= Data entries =
[START]

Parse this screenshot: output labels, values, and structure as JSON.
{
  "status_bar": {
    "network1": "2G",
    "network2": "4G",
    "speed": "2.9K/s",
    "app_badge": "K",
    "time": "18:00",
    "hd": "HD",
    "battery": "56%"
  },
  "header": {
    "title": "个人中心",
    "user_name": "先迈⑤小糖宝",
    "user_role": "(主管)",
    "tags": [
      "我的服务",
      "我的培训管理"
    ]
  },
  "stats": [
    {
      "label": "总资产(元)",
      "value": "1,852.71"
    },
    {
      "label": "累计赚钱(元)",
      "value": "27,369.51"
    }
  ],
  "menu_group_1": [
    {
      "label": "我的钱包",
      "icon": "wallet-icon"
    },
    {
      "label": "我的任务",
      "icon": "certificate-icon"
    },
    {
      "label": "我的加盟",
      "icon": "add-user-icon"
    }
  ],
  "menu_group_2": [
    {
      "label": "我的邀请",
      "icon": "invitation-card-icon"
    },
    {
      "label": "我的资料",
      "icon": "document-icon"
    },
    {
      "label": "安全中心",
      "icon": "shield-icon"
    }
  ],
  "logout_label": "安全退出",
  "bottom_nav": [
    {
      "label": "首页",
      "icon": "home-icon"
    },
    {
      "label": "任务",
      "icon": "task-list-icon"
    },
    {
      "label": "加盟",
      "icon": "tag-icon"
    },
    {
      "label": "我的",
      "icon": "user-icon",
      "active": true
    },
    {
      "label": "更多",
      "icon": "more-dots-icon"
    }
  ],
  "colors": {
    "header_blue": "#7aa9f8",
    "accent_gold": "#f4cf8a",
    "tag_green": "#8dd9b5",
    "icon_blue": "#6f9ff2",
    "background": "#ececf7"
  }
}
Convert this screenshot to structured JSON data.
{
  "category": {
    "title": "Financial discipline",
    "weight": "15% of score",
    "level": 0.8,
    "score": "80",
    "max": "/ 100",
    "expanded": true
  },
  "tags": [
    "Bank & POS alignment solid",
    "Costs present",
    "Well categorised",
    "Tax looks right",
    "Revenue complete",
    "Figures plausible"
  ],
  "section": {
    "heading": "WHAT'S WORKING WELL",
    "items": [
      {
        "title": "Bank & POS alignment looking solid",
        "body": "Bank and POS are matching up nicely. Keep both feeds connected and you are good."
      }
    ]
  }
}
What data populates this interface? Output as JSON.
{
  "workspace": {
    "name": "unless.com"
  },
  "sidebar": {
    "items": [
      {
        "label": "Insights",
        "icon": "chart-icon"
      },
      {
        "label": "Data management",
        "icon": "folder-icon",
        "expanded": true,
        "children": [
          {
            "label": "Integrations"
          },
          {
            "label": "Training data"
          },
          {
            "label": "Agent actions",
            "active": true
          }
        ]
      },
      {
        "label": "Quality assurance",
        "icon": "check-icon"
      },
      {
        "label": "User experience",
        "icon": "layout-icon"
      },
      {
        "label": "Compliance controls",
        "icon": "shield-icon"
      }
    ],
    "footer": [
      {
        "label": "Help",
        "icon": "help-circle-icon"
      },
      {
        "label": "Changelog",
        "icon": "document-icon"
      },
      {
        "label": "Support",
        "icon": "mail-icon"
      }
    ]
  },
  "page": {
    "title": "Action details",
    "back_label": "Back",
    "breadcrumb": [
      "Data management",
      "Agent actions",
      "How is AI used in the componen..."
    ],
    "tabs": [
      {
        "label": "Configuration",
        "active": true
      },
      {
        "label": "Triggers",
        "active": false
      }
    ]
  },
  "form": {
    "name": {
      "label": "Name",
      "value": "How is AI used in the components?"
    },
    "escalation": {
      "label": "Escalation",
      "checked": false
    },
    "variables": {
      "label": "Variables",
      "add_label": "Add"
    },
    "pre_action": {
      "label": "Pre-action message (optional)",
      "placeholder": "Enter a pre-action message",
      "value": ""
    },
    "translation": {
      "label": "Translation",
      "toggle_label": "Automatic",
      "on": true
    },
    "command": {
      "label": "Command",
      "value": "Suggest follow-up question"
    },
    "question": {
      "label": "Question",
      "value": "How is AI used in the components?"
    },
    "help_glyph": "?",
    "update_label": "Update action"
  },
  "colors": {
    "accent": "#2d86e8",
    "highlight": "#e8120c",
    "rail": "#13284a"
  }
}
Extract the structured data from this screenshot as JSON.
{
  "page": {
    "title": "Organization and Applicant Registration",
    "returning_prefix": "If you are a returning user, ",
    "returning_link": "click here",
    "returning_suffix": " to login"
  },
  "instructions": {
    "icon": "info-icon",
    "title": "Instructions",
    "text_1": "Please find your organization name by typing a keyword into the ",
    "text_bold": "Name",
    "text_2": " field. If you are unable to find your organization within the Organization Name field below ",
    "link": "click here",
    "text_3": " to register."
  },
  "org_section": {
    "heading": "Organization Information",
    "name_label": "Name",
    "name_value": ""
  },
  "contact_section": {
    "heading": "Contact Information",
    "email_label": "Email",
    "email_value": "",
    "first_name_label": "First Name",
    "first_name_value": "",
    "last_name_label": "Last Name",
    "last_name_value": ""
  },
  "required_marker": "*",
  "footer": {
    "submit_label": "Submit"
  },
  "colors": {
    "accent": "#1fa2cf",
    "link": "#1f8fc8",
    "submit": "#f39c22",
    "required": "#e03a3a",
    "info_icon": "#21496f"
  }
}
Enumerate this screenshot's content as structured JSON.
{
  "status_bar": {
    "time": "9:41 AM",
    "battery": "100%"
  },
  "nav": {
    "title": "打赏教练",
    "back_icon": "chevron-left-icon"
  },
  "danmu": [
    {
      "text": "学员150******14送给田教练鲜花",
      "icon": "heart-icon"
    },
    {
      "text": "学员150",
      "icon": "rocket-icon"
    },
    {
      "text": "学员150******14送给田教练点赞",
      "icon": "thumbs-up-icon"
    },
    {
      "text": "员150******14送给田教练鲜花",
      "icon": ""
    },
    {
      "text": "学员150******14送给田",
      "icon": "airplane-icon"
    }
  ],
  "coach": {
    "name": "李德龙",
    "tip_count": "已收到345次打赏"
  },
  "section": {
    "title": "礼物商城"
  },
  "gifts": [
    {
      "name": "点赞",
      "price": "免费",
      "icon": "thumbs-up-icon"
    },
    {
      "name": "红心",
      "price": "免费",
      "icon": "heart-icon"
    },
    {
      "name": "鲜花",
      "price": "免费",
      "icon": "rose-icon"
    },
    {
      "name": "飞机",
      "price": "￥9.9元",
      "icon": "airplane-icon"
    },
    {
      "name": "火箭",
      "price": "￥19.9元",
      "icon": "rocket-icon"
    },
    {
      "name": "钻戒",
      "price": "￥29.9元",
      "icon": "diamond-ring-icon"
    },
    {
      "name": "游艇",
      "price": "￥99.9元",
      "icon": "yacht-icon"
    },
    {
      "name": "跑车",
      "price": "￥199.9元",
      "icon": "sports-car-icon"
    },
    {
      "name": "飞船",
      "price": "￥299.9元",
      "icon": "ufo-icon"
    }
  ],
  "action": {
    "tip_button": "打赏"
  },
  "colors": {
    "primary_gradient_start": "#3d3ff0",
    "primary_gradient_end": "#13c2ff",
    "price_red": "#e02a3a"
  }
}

[END]

= Task description =
Gather every line from the listing above in which the word "solid" appears.

= Complete output =
    "Bank & POS alignment solid",
        "title": "Bank & POS alignment looking solid",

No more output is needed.